» Provided entries:
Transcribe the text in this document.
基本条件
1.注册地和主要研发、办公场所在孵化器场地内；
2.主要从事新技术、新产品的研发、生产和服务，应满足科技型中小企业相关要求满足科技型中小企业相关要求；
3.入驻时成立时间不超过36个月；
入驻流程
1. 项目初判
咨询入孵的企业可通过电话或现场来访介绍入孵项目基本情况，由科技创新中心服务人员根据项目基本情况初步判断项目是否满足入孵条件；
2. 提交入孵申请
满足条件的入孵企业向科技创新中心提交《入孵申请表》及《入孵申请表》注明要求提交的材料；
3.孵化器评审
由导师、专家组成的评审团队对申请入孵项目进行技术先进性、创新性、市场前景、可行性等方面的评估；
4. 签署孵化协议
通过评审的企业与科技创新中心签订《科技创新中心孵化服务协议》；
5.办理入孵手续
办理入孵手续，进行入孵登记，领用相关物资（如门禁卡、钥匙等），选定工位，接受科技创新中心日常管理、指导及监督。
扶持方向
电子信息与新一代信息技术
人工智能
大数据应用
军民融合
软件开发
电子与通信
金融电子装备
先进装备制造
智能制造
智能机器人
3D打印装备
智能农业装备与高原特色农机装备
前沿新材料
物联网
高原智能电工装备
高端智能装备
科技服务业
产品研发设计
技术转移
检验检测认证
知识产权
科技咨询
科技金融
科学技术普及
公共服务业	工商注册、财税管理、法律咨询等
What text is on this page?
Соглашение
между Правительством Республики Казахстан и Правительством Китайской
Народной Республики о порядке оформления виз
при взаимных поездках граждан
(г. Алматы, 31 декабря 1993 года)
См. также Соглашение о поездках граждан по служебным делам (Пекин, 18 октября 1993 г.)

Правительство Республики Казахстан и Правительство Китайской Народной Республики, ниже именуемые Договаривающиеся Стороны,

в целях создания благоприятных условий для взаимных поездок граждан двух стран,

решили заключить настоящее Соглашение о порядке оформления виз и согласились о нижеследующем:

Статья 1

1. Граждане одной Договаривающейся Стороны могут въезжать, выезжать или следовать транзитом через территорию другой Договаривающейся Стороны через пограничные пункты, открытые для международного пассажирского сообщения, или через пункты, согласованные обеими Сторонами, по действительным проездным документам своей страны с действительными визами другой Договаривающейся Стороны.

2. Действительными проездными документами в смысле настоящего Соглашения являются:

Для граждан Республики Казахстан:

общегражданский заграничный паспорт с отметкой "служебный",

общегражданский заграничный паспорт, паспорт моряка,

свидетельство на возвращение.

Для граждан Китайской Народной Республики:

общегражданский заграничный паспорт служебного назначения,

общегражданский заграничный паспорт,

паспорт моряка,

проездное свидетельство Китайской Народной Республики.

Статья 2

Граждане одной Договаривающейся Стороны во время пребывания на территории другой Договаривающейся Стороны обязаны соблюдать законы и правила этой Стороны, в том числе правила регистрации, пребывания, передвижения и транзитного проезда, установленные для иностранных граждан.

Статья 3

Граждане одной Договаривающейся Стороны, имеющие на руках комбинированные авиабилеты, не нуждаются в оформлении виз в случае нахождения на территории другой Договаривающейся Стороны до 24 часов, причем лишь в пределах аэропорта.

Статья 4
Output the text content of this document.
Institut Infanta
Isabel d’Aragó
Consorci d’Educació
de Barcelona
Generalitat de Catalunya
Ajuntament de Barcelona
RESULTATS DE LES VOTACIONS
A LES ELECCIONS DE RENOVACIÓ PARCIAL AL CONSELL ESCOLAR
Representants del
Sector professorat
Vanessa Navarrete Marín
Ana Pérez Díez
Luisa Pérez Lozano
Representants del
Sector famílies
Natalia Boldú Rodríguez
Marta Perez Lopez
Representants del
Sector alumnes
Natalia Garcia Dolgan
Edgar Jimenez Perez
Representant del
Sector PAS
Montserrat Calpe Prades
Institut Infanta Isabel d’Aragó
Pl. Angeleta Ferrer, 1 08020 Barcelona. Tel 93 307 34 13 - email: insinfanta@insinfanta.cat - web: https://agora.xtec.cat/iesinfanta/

---

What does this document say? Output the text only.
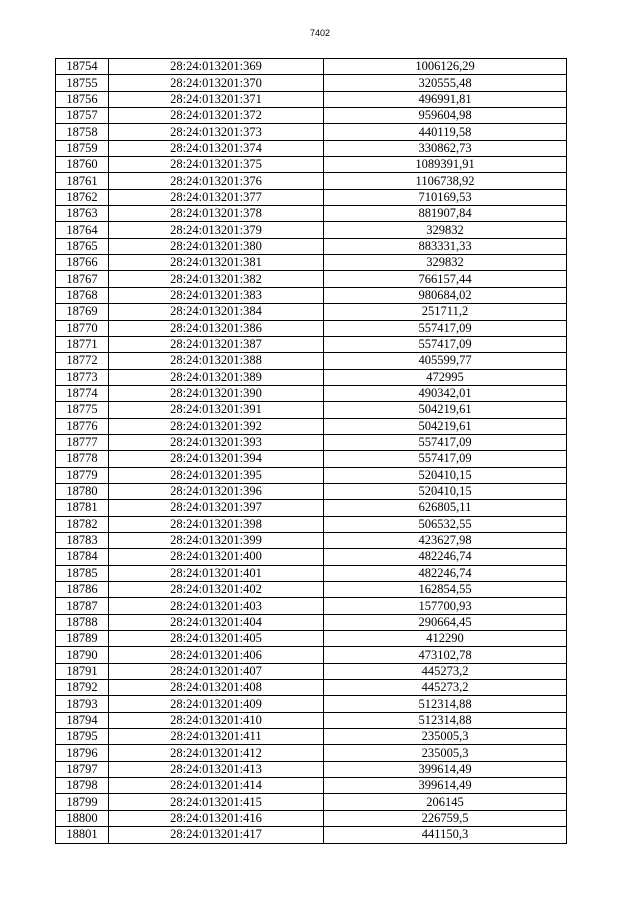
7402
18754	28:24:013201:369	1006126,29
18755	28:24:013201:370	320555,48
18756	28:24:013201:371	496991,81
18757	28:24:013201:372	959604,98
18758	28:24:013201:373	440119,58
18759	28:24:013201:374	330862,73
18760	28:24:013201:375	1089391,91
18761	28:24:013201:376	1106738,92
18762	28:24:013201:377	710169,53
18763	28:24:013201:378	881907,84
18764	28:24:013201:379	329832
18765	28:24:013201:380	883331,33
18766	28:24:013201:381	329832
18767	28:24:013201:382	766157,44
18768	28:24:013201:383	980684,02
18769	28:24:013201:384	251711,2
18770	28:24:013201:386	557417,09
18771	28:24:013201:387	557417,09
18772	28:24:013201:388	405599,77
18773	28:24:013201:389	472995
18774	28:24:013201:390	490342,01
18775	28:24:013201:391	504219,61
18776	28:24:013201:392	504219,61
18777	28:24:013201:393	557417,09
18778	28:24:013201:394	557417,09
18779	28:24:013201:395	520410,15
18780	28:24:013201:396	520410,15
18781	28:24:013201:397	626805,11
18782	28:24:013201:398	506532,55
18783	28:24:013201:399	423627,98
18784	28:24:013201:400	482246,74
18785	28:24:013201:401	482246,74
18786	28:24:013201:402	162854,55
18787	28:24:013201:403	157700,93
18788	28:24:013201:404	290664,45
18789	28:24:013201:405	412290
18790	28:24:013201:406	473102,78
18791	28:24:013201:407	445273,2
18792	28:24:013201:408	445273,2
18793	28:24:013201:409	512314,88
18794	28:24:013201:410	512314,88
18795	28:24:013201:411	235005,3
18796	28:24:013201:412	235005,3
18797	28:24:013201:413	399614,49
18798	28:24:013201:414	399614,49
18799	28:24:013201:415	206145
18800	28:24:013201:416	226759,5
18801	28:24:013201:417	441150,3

» Exercise requirements: Lines of the listing that contain the word "порядке" are to be counted; report only their number.

» Response to the exercise: 2